| Items from a data source |

==========

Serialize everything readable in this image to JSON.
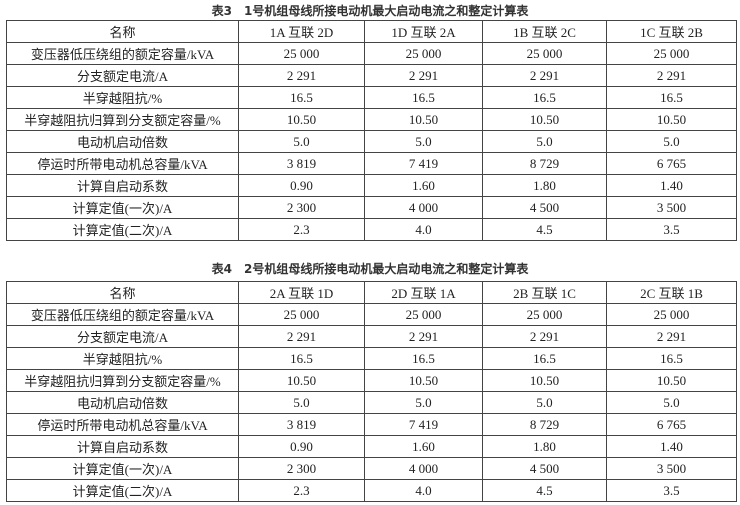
{
  "tables": [
    {
      "title": "表3　1号机组母线所接电动机最大启动电流之和整定计算表",
      "header": [
        "名称",
        "1A 互联 2D",
        "1D 互联 2A",
        "1B 互联 2C",
        "1C 互联 2B"
      ],
      "rows": [
        [
          "变压器低压绕组的额定容量/kVA",
          "25 000",
          "25 000",
          "25 000",
          "25 000"
        ],
        [
          "分支额定电流/A",
          "2 291",
          "2 291",
          "2 291",
          "2 291"
        ],
        [
          "半穿越阻抗/%",
          "16.5",
          "16.5",
          "16.5",
          "16.5"
        ],
        [
          "半穿越阻抗归算到分支额定容量/%",
          "10.50",
          "10.50",
          "10.50",
          "10.50"
        ],
        [
          "电动机启动倍数",
          "5.0",
          "5.0",
          "5.0",
          "5.0"
        ],
        [
          "停运时所带电动机总容量/kVA",
          "3 819",
          "7 419",
          "8 729",
          "6 765"
        ],
        [
          "计算自启动系数",
          "0.90",
          "1.60",
          "1.80",
          "1.40"
        ],
        [
          "计算定值(一次)/A",
          "2 300",
          "4 000",
          "4 500",
          "3 500"
        ],
        [
          "计算定值(二次)/A",
          "2.3",
          "4.0",
          "4.5",
          "3.5"
        ]
      ]
    },
    {
      "title": "表4　2号机组母线所接电动机最大启动电流之和整定计算表",
      "header": [
        "名称",
        "2A 互联 1D",
        "2D 互联 1A",
        "2B 互联 1C",
        "2C 互联 1B"
      ],
      "rows": [
        [
          "变压器低压绕组的额定容量/kVA",
          "25 000",
          "25 000",
          "25 000",
          "25 000"
        ],
        [
          "分支额定电流/A",
          "2 291",
          "2 291",
          "2 291",
          "2 291"
        ],
        [
          "半穿越阻抗/%",
          "16.5",
          "16.5",
          "16.5",
          "16.5"
        ],
        [
          "半穿越阻抗归算到分支额定容量/%",
          "10.50",
          "10.50",
          "10.50",
          "10.50"
        ],
        [
          "电动机启动倍数",
          "5.0",
          "5.0",
          "5.0",
          "5.0"
        ],
        [
          "停运时所带电动机总容量/kVA",
          "3 819",
          "7 419",
          "8 729",
          "6 765"
        ],
        [
          "计算自启动系数",
          "0.90",
          "1.60",
          "1.80",
          "1.40"
        ],
        [
          "计算定值(一次)/A",
          "2 300",
          "4 000",
          "4 500",
          "3 500"
        ],
        [
          "计算定值(二次)/A",
          "2.3",
          "4.0",
          "4.5",
          "3.5"
        ]
      ]
    }
  ]
}
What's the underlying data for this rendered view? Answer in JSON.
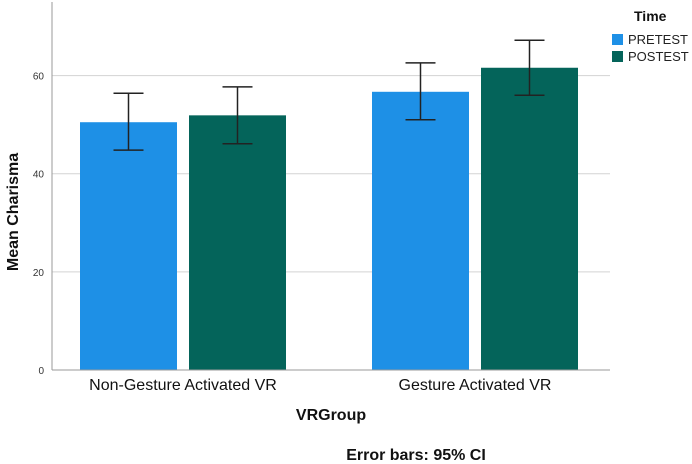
{
  "chart_data": {
    "type": "bar",
    "categories": [
      "Non-Gesture Activated VR",
      "Gesture Activated VR"
    ],
    "series": [
      {
        "name": "PRETEST",
        "color": "#1e90e6",
        "values": [
          50.5,
          56.7
        ],
        "ci_low": [
          44.8,
          51.0
        ],
        "ci_high": [
          56.4,
          62.6
        ]
      },
      {
        "name": "POSTEST",
        "color": "#04645a",
        "values": [
          51.9,
          61.6
        ],
        "ci_low": [
          46.1,
          56.0
        ],
        "ci_high": [
          57.7,
          67.2
        ]
      }
    ],
    "xlabel": "VRGroup",
    "ylabel": "Mean Charisma",
    "ylim": [
      0,
      75
    ],
    "yticks": [
      0,
      20,
      40,
      60
    ],
    "grid": true,
    "legend_title": "Time",
    "legend_position": "top-right",
    "note": "Error bars: 95% CI"
  }
}
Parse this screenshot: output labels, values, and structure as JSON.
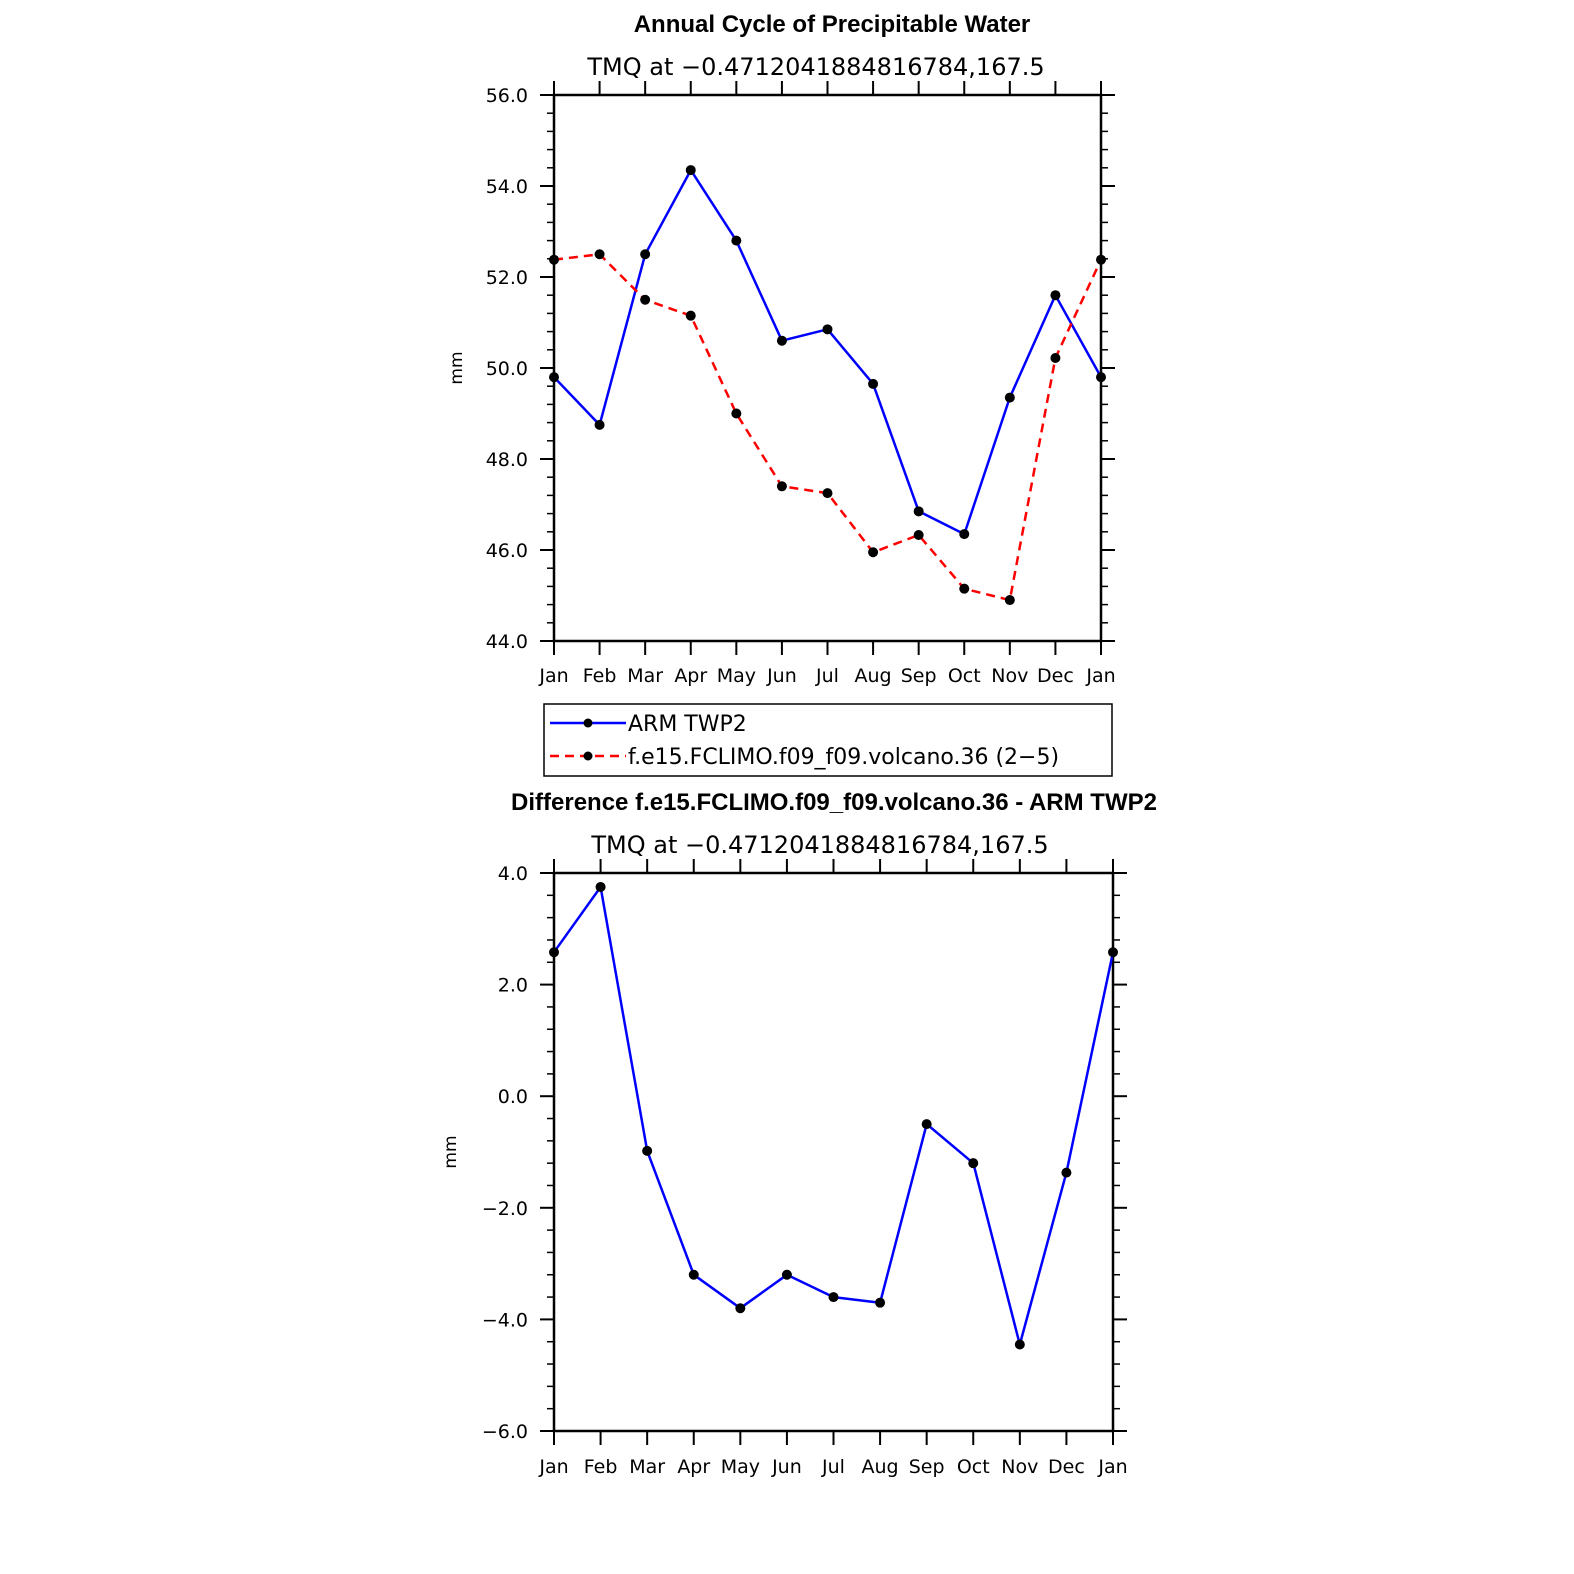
{
  "chart_data": [
    {
      "type": "line",
      "title": "Annual Cycle of Precipitable Water",
      "subtitle": "TMQ at −0.4712041884816784,167.5",
      "ylabel": "mm",
      "xlabel": "",
      "categories": [
        "Jan",
        "Feb",
        "Mar",
        "Apr",
        "May",
        "Jun",
        "Jul",
        "Aug",
        "Sep",
        "Oct",
        "Nov",
        "Dec",
        "Jan"
      ],
      "ylim": [
        44.0,
        56.0
      ],
      "yticks": [
        44.0,
        46.0,
        48.0,
        50.0,
        52.0,
        54.0,
        56.0
      ],
      "ytick_labels": [
        "44.0",
        "46.0",
        "48.0",
        "50.0",
        "52.0",
        "54.0",
        "56.0"
      ],
      "grid": false,
      "legend_position": "below",
      "series": [
        {
          "name": "ARM TWP2",
          "color": "#0000ff",
          "dash": "solid",
          "values": [
            49.8,
            48.75,
            52.5,
            54.35,
            52.8,
            50.6,
            50.85,
            49.65,
            46.85,
            46.35,
            49.35,
            51.6,
            49.8
          ]
        },
        {
          "name": "f.e15.FCLIMO.f09_f09.volcano.36 (2−5)",
          "color": "#ff0000",
          "dash": "dashed",
          "values": [
            52.38,
            52.5,
            51.5,
            51.15,
            49.0,
            47.4,
            47.25,
            45.95,
            46.33,
            45.15,
            44.9,
            50.22,
            52.38
          ]
        }
      ]
    },
    {
      "type": "line",
      "title": "Difference f.e15.FCLIMO.f09_f09.volcano.36 - ARM TWP2",
      "subtitle": "TMQ at −0.4712041884816784,167.5",
      "ylabel": "mm",
      "xlabel": "",
      "categories": [
        "Jan",
        "Feb",
        "Mar",
        "Apr",
        "May",
        "Jun",
        "Jul",
        "Aug",
        "Sep",
        "Oct",
        "Nov",
        "Dec",
        "Jan"
      ],
      "ylim": [
        -6.0,
        4.0
      ],
      "yticks": [
        -6.0,
        -4.0,
        -2.0,
        0.0,
        2.0,
        4.0
      ],
      "ytick_labels": [
        "−6.0",
        "−4.0",
        "−2.0",
        "0.0",
        "2.0",
        "4.0"
      ],
      "grid": false,
      "series": [
        {
          "color": "#0000ff",
          "dash": "solid",
          "values": [
            2.58,
            3.75,
            -0.98,
            -3.2,
            -3.8,
            -3.2,
            -3.6,
            -3.7,
            -0.5,
            -1.2,
            -4.45,
            -1.37,
            2.58
          ]
        }
      ]
    }
  ]
}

==========

| Exercise prompt |
Look through the entries above; copy each line where the string "Activated" appears.

| Answer |
      "Non-Gesture Activated VR",
      "Gesture Activated VR"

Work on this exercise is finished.